╭──
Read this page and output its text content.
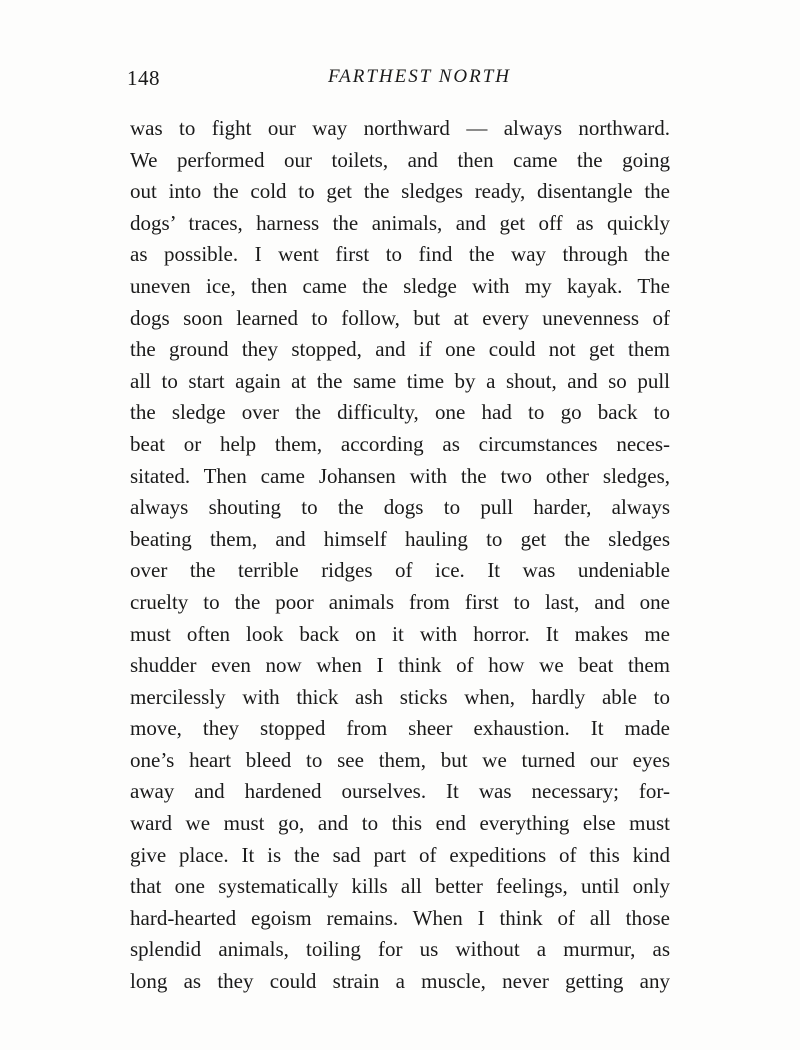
148	FARTHEST NORTH
was to fight our way northward — always northward.
We performed our toilets, and then came the going
out into the cold to get the sledges ready, disentangle the
dogs’ traces, harness the animals, and get off as quickly
as possible. I went first to find the way through the
uneven ice, then came the sledge with my kayak. The
dogs soon learned to follow, but at every unevenness of
the ground they stopped, and if one could not get them
all to start again at the same time by a shout, and so pull
the sledge over the difficulty, one had to go back to
beat or help them, according as circumstances neces-
sitated. Then came Johansen with the two other sledges,
always shouting to the dogs to pull harder, always
beating them, and himself hauling to get the sledges
over the terrible ridges of ice. It was undeniable
cruelty to the poor animals from first to last, and one
must often look back on it with horror. It makes me
shudder even now when I think of how we beat them
mercilessly with thick ash sticks when, hardly able to
move, they stopped from sheer exhaustion. It made
one’s heart bleed to see them, but we turned our eyes
away and hardened ourselves. It was necessary; for-
ward we must go, and to this end everything else must
give place. It is the sad part of expeditions of this kind
that one systematically kills all better feelings, until only
hard-hearted egoism remains. When I think of all those
splendid animals, toiling for us without a murmur, as
long as they could strain a muscle, never getting any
╰──
- DIRECTIVE -
Output all of the data exactly as it stands, minus any images.

- FINISHED EXERCISE -
Read this page and output its text content.
148	FARTHEST NORTH
was to fight our way northward — always northward.
We performed our toilets, and then came the going
out into the cold to get the sledges ready, disentangle the
dogs’ traces, harness the animals, and get off as quickly
as possible. I went first to find the way through the
uneven ice, then came the sledge with my kayak. The
dogs soon learned to follow, but at every unevenness of
the ground they stopped, and if one could not get them
all to start again at the same time by a shout, and so pull
the sledge over the difficulty, one had to go back to
beat or help them, according as circumstances neces-
sitated. Then came Johansen with the two other sledges,
always shouting to the dogs to pull harder, always
beating them, and himself hauling to get the sledges
over the terrible ridges of ice. It was undeniable
cruelty to the poor animals from first to last, and one
must often look back on it with horror. It makes me
shudder even now when I think of how we beat them
mercilessly with thick ash sticks when, hardly able to
move, they stopped from sheer exhaustion. It made
one’s heart bleed to see them, but we turned our eyes
away and hardened ourselves. It was necessary; for-
ward we must go, and to this end everything else must
give place. It is the sad part of expeditions of this kind
that one systematically kills all better feelings, until only
hard-hearted egoism remains. When I think of all those
splendid animals, toiling for us without a murmur, as
long as they could strain a muscle, never getting any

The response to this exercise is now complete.